## DATASET
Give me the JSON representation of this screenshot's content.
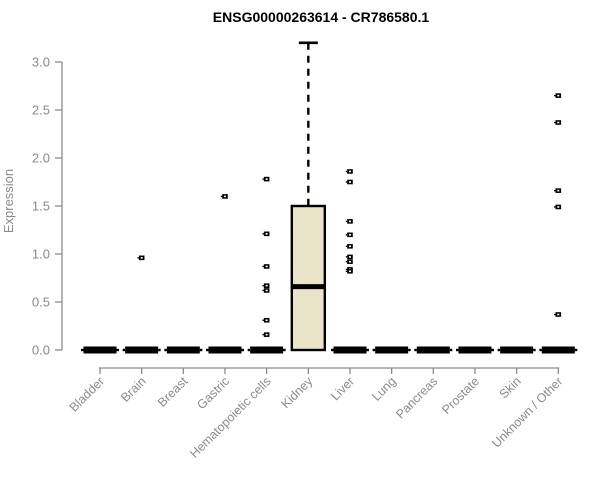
{
  "chart_data": {
    "type": "box",
    "title": "ENSG00000263614 - CR786580.1",
    "ylabel": "Expression",
    "xlabel": "",
    "ylim": [
      0,
      3.2
    ],
    "yticks": [
      "0.0",
      "0.5",
      "1.0",
      "1.5",
      "2.0",
      "2.5",
      "3.0"
    ],
    "grid": false,
    "legend": false,
    "categories": [
      "Bladder",
      "Brain",
      "Breast",
      "Gastric",
      "Hematopoietic cells",
      "Kidney",
      "Liver",
      "Lung",
      "Pancreas",
      "Prostate",
      "Skin",
      "Unknown / Other"
    ],
    "boxes": [
      {
        "category": "Bladder",
        "q1": 0,
        "median": 0,
        "q3": 0,
        "whisker_low": 0,
        "whisker_high": 0,
        "outliers": []
      },
      {
        "category": "Brain",
        "q1": 0,
        "median": 0,
        "q3": 0,
        "whisker_low": 0,
        "whisker_high": 0,
        "outliers": [
          0.96
        ]
      },
      {
        "category": "Breast",
        "q1": 0,
        "median": 0,
        "q3": 0,
        "whisker_low": 0,
        "whisker_high": 0,
        "outliers": []
      },
      {
        "category": "Gastric",
        "q1": 0,
        "median": 0,
        "q3": 0,
        "whisker_low": 0,
        "whisker_high": 0,
        "outliers": [
          1.6
        ]
      },
      {
        "category": "Hematopoietic cells",
        "q1": 0,
        "median": 0,
        "q3": 0,
        "whisker_low": 0,
        "whisker_high": 0,
        "outliers": [
          1.78,
          1.21,
          0.87,
          0.67,
          0.62,
          0.31,
          0.16
        ]
      },
      {
        "category": "Kidney",
        "q1": 0,
        "median": 0.66,
        "q3": 1.5,
        "whisker_low": 0,
        "whisker_high": 3.2,
        "outliers": []
      },
      {
        "category": "Liver",
        "q1": 0,
        "median": 0,
        "q3": 0,
        "whisker_low": 0,
        "whisker_high": 0,
        "outliers": [
          1.86,
          1.75,
          1.34,
          1.2,
          1.08,
          0.97,
          0.92,
          0.84,
          0.82
        ]
      },
      {
        "category": "Lung",
        "q1": 0,
        "median": 0,
        "q3": 0,
        "whisker_low": 0,
        "whisker_high": 0,
        "outliers": []
      },
      {
        "category": "Pancreas",
        "q1": 0,
        "median": 0,
        "q3": 0,
        "whisker_low": 0,
        "whisker_high": 0,
        "outliers": []
      },
      {
        "category": "Prostate",
        "q1": 0,
        "median": 0,
        "q3": 0,
        "whisker_low": 0,
        "whisker_high": 0,
        "outliers": []
      },
      {
        "category": "Skin",
        "q1": 0,
        "median": 0,
        "q3": 0,
        "whisker_low": 0,
        "whisker_high": 0,
        "outliers": []
      },
      {
        "category": "Unknown / Other",
        "q1": 0,
        "median": 0,
        "q3": 0,
        "whisker_low": 0,
        "whisker_high": 0,
        "outliers": [
          2.65,
          2.37,
          1.66,
          1.49,
          0.37
        ]
      }
    ],
    "colors": {
      "box_fill": "#EAE4C8",
      "box_border": "#000000",
      "median": "#000000",
      "whisker": "#000000",
      "outlier": "#000000",
      "axis": "#8B8B8B",
      "tick_text": "#8B8B8B",
      "title_text": "#000000",
      "background": "#FFFFFF"
    }
  }
}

## TASK
Your answer should consist of the lines from the material that contain "Other".

## RESULT BELOW
      "Unknown / Other"
        "category": "Unknown / Other",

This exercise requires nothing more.